Output all of the entries beneath, exactly as written.
++++++++
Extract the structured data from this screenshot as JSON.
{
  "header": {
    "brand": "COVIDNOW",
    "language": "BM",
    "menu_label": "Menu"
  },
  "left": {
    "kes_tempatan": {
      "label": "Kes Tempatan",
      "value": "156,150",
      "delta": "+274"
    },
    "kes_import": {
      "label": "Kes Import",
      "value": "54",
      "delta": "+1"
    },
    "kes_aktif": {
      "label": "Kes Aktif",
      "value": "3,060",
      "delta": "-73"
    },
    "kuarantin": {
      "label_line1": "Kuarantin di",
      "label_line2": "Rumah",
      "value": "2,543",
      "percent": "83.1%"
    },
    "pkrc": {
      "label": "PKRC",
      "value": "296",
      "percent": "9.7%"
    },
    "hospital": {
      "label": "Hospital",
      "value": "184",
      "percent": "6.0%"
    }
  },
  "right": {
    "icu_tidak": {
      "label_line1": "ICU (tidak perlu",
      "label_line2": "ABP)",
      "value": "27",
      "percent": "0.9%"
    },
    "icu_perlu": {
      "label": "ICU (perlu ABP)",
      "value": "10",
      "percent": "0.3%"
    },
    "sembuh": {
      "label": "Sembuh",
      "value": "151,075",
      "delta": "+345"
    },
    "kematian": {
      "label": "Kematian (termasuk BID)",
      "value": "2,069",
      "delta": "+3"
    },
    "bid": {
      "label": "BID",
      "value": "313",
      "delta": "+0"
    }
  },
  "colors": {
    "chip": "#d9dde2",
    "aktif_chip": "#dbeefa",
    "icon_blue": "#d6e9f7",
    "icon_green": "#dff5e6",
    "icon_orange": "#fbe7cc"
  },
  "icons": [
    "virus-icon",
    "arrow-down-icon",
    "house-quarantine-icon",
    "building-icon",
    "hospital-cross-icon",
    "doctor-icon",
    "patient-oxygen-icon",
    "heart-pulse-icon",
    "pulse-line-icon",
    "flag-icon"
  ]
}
++++++++
ANSWER SECTION:
Extract the structured data from this screenshot as JSON.
{
  "header": {
    "brand": "COVIDNOW",
    "language": "BM",
    "menu_label": "Menu"
  },
  "left": {
    "kes_tempatan": {
      "label": "Kes Tempatan",
      "value": "156,150",
      "delta": "+274"
    },
    "kes_import": {
      "label": "Kes Import",
      "value": "54",
      "delta": "+1"
    },
    "kes_aktif": {
      "label": "Kes Aktif",
      "value": "3,060",
      "delta": "-73"
    },
    "kuarantin": {
      "label_line1": "Kuarantin di",
      "label_line2": "Rumah",
      "value": "2,543",
      "percent": "83.1%"
    },
    "pkrc": {
      "label": "PKRC",
      "value": "296",
      "percent": "9.7%"
    },
    "hospital": {
      "label": "Hospital",
      "value": "184",
      "percent": "6.0%"
    }
  },
  "right": {
    "icu_tidak": {
      "label_line1": "ICU (tidak perlu",
      "label_line2": "ABP)",
      "value": "27",
      "percent": "0.9%"
    },
    "icu_perlu": {
      "label": "ICU (perlu ABP)",
      "value": "10",
      "percent": "0.3%"
    },
    "sembuh": {
      "label": "Sembuh",
      "value": "151,075",
      "delta": "+345"
    },
    "kematian": {
      "label": "Kematian (termasuk BID)",
      "value": "2,069",
      "delta": "+3"
    },
    "bid": {
      "label": "BID",
      "value": "313",
      "delta": "+0"
    }
  },
  "colors": {
    "chip": "#d9dde2",
    "aktif_chip": "#dbeefa",
    "icon_blue": "#d6e9f7",
    "icon_green": "#dff5e6",
    "icon_orange": "#fbe7cc"
  },
  "icons": [
    "virus-icon",
    "arrow-down-icon",
    "house-quarantine-icon",
    "building-icon",
    "hospital-cross-icon",
    "doctor-icon",
    "patient-oxygen-icon",
    "heart-pulse-icon",
    "pulse-line-icon",
    "flag-icon"
  ]
}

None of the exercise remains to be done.